*YOUR TASK*
Extend the biographical text about Kenneth Wainstein below, picking up right after its final sentence about his swearing-in as Assistant Attorney General.

Kenneth Leonard Wainstein (born 1962) is an American lawyer.
He served as the first Assistant Attorney General for National Security, and later as the Homeland Security Advisor to United States President George W. Bush. In 2022 under the Biden Administration, he was appointed Under Secretary of Homeland Security for Intelligence and Analysis.

Education
Wainstein is a graduate of the University of Virginia and earned his J.D. degree from the University of California, Berkeley School of Law.

Career
Wainstein worked for the Federal Bureau of Investigation, as General Counsel and as Chief of Staff to the FBI Director. He was United States Attorney for the District of Columbia.

On September 26, 2006, he was sworn in as the Department of Justice's Assistant Attorney General responsible for National Security.

*GIVEN INFORMATION*

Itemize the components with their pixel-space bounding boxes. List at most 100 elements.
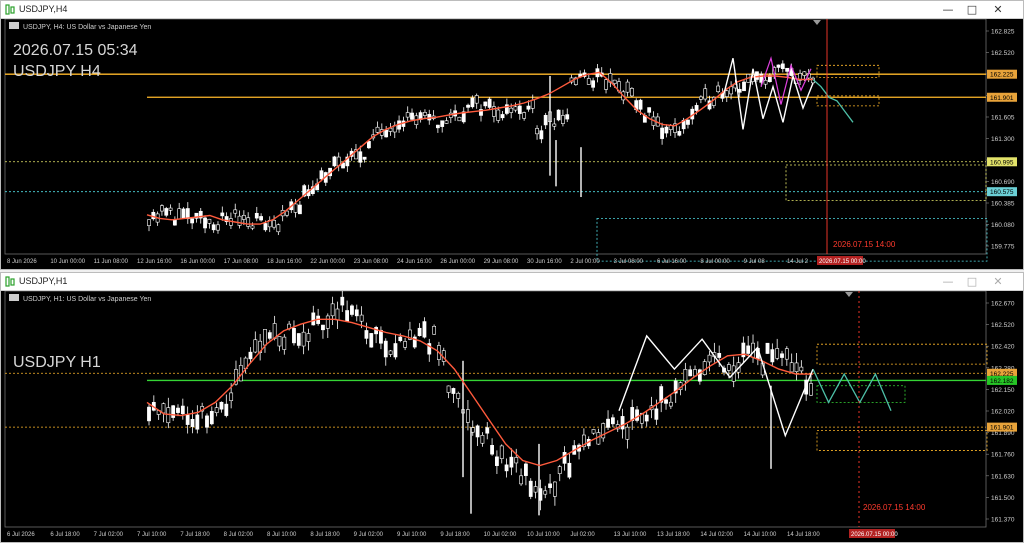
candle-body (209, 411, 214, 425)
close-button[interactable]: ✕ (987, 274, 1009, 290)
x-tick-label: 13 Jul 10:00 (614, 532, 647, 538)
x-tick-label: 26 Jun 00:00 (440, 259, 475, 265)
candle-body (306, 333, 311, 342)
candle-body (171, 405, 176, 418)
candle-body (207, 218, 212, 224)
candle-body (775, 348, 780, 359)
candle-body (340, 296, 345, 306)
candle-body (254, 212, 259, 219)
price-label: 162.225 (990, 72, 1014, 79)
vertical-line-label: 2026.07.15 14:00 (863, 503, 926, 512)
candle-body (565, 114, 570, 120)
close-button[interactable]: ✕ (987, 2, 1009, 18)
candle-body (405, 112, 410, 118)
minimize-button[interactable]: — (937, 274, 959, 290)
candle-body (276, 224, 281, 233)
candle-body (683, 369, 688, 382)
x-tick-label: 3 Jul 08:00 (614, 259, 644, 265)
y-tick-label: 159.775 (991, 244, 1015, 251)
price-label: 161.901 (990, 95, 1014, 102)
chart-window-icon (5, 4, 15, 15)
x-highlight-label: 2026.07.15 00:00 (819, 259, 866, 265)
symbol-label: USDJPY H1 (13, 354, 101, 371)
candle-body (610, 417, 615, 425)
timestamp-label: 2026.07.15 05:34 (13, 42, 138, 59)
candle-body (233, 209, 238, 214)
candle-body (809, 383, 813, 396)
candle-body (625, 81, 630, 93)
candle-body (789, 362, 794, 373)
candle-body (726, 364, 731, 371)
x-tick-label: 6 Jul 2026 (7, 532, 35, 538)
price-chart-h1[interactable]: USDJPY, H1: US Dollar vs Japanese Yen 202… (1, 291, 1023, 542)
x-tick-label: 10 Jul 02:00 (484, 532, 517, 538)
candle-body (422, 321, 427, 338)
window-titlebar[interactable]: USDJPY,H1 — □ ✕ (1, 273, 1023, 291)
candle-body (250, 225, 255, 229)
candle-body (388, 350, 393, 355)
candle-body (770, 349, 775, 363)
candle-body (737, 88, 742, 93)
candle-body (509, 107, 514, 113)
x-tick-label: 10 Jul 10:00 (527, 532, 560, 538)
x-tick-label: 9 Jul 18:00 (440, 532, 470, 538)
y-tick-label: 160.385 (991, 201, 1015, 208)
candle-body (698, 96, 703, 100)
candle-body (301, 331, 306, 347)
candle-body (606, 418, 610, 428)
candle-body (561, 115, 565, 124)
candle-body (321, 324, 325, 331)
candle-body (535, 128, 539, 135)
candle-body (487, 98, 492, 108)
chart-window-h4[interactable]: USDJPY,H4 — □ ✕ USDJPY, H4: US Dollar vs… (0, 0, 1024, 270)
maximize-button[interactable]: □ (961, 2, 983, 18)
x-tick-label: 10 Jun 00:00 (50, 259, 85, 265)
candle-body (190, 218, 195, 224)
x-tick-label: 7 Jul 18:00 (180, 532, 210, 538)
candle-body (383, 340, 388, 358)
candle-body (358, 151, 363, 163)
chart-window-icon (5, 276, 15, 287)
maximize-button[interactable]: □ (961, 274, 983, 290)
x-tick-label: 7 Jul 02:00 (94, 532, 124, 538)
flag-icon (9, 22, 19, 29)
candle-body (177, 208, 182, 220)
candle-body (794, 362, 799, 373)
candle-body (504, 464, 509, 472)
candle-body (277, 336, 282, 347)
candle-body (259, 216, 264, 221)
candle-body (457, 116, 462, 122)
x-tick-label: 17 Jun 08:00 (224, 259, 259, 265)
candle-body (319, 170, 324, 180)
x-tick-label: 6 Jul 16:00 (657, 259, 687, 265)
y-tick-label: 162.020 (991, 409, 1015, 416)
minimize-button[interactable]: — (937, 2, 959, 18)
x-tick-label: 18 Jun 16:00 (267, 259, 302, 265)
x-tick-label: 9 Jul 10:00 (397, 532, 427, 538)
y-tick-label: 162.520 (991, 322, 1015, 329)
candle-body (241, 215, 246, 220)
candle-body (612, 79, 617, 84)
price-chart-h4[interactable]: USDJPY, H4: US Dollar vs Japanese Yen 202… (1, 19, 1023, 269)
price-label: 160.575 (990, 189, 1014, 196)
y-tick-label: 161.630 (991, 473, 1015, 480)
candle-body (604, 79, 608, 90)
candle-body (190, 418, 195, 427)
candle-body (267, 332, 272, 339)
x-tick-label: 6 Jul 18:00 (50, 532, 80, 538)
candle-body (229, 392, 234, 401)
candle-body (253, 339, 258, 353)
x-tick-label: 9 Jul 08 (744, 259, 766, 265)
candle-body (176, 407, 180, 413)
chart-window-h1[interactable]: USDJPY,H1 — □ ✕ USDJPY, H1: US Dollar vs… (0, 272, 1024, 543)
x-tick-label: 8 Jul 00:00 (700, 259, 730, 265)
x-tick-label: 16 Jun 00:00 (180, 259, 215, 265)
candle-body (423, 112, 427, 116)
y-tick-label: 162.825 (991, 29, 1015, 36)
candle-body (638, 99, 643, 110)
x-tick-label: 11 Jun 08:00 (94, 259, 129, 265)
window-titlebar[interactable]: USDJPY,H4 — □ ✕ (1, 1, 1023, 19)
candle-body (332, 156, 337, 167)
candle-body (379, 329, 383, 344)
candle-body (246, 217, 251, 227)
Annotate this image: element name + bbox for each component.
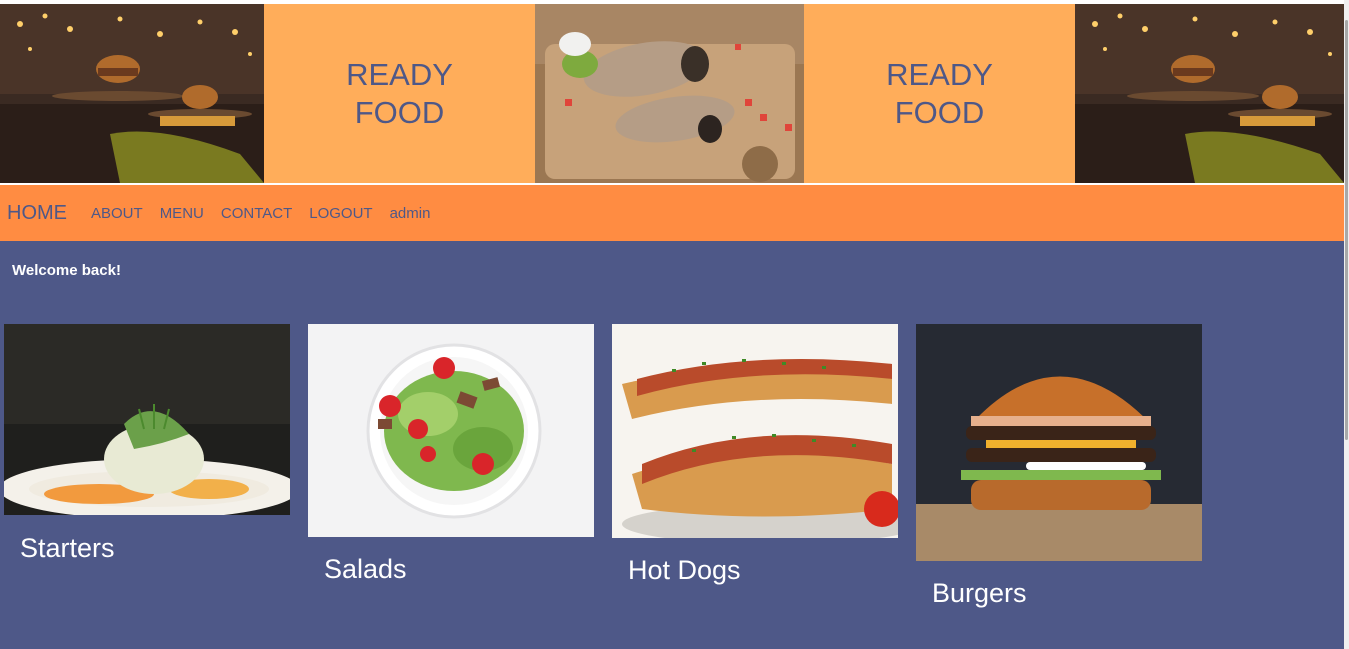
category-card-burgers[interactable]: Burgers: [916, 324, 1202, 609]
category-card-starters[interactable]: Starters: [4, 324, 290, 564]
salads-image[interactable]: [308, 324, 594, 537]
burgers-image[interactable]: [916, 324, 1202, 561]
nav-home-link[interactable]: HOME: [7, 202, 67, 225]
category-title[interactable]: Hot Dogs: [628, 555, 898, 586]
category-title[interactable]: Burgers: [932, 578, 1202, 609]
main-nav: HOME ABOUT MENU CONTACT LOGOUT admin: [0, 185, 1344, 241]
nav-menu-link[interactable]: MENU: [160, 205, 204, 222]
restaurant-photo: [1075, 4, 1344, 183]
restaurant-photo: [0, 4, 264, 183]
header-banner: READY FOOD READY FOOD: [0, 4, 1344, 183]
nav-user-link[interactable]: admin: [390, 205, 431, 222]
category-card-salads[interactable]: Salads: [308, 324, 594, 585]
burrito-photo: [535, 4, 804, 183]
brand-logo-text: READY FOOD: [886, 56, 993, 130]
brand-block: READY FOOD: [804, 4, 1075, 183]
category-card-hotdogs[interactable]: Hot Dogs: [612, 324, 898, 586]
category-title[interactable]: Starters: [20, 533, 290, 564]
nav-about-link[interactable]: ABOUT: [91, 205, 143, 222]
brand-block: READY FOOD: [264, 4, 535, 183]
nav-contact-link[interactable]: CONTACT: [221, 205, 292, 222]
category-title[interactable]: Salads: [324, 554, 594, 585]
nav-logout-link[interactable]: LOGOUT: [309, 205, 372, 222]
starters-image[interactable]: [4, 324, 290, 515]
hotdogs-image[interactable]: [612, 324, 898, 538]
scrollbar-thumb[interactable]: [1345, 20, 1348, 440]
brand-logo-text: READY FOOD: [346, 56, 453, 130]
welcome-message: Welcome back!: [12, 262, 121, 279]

*ANSWER BELOW*
Wainstein was appointed Homeland Security Advisor by President George W. Bush on March 30, 2008. He was also Assistant to the President for Homeland Security and Counterterrorism and chaired the Homeland Security Council. He was appointed as the "National Continuity Coordinator" under the auspices of National Security Presidential Directive 51.

Wainstein also serves as a member of the Blue Ribbon Study Panel on Biodefense, a group that encourages and advocates changes to government policy to strengthen national biodefense.

In 2020, Wainstein, along with over 130 other former Republican national security officials, signed a statement that asserted that President Trump was unfit to serve another term, and "To that end, we are firmly convinced that it is in the best interest of our nation that Vice President Joe Biden be elected as the next President of the United States, and we will vote for him."

In October 2020, Wainstein signed a letter, along with 19 other Republican-appointed former U.S. Attorneys, calling President Donald Trump "a threat to the rule of law in our country" and endorsing Joe Biden.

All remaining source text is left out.